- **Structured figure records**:

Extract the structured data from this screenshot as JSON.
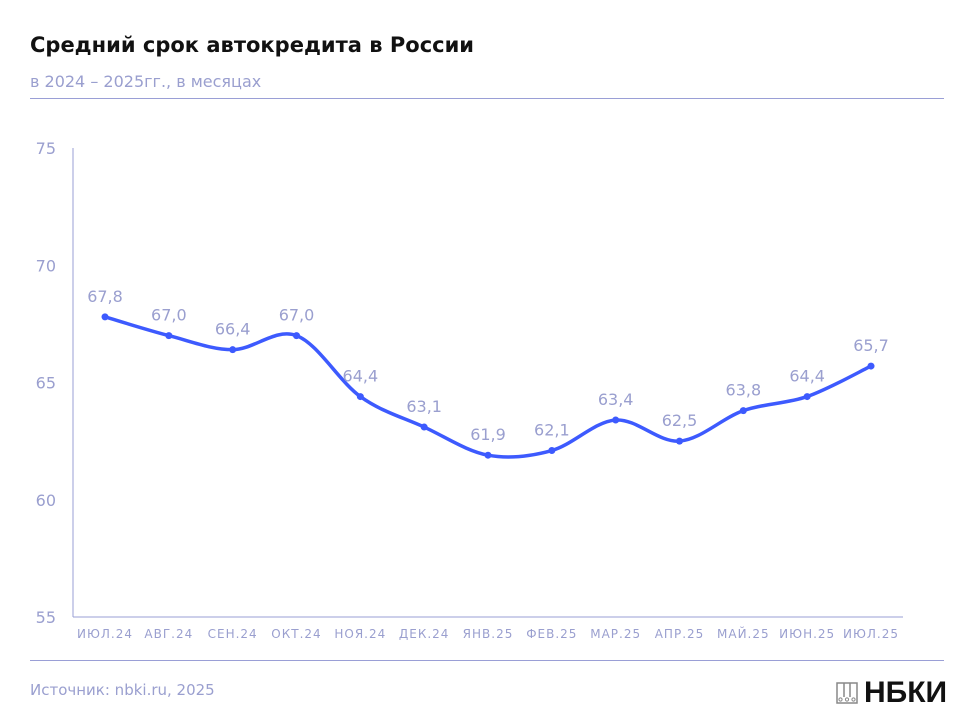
{
  "header": {
    "title": "Средний срок автокредита в России",
    "subtitle": "в 2024 – 2025гг., в месяцах"
  },
  "footer": {
    "source": "Источник: nbki.ru, 2025",
    "logo_text": "НБКИ"
  },
  "colors": {
    "line": "#3d5afe",
    "axis": "#9a9fd6",
    "text": "#9a9fcf"
  },
  "chart_data": {
    "type": "line",
    "title": "Средний срок автокредита в России",
    "subtitle": "в 2024 – 2025гг., в месяцах",
    "categories": [
      "ИЮЛ.24",
      "АВГ.24",
      "СЕН.24",
      "ОКТ.24",
      "НОЯ.24",
      "ДЕК.24",
      "ЯНВ.25",
      "ФЕВ.25",
      "МАР.25",
      "АПР.25",
      "МАЙ.25",
      "ИЮН.25",
      "ИЮЛ.25"
    ],
    "values": [
      67.8,
      67.0,
      66.4,
      67.0,
      64.4,
      63.1,
      61.9,
      62.1,
      63.4,
      62.5,
      63.8,
      64.4,
      65.7
    ],
    "data_labels": [
      "67,8",
      "67,0",
      "66,4",
      "67,0",
      "64,4",
      "63,1",
      "61,9",
      "62,1",
      "63,4",
      "62,5",
      "63,8",
      "64,4",
      "65,7"
    ],
    "ylim": [
      55,
      75
    ],
    "yticks": [
      55,
      60,
      65,
      70,
      75
    ],
    "grid": false,
    "smooth": true
  }
}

- **Exercise task**:
From the data above, write out everything exactly except the pictures.

- **Correct answer**:
Extract the structured data from this screenshot as JSON.
{
  "header": {
    "title": "Средний срок автокредита в России",
    "subtitle": "в 2024 – 2025гг., в месяцах"
  },
  "footer": {
    "source": "Источник: nbki.ru, 2025",
    "logo_text": "НБКИ"
  },
  "colors": {
    "line": "#3d5afe",
    "axis": "#9a9fd6",
    "text": "#9a9fcf"
  },
  "chart_data": {
    "type": "line",
    "title": "Средний срок автокредита в России",
    "subtitle": "в 2024 – 2025гг., в месяцах",
    "categories": [
      "ИЮЛ.24",
      "АВГ.24",
      "СЕН.24",
      "ОКТ.24",
      "НОЯ.24",
      "ДЕК.24",
      "ЯНВ.25",
      "ФЕВ.25",
      "МАР.25",
      "АПР.25",
      "МАЙ.25",
      "ИЮН.25",
      "ИЮЛ.25"
    ],
    "values": [
      67.8,
      67.0,
      66.4,
      67.0,
      64.4,
      63.1,
      61.9,
      62.1,
      63.4,
      62.5,
      63.8,
      64.4,
      65.7
    ],
    "data_labels": [
      "67,8",
      "67,0",
      "66,4",
      "67,0",
      "64,4",
      "63,1",
      "61,9",
      "62,1",
      "63,4",
      "62,5",
      "63,8",
      "64,4",
      "65,7"
    ],
    "ylim": [
      55,
      75
    ],
    "yticks": [
      55,
      60,
      65,
      70,
      75
    ],
    "grid": false,
    "smooth": true
  }
}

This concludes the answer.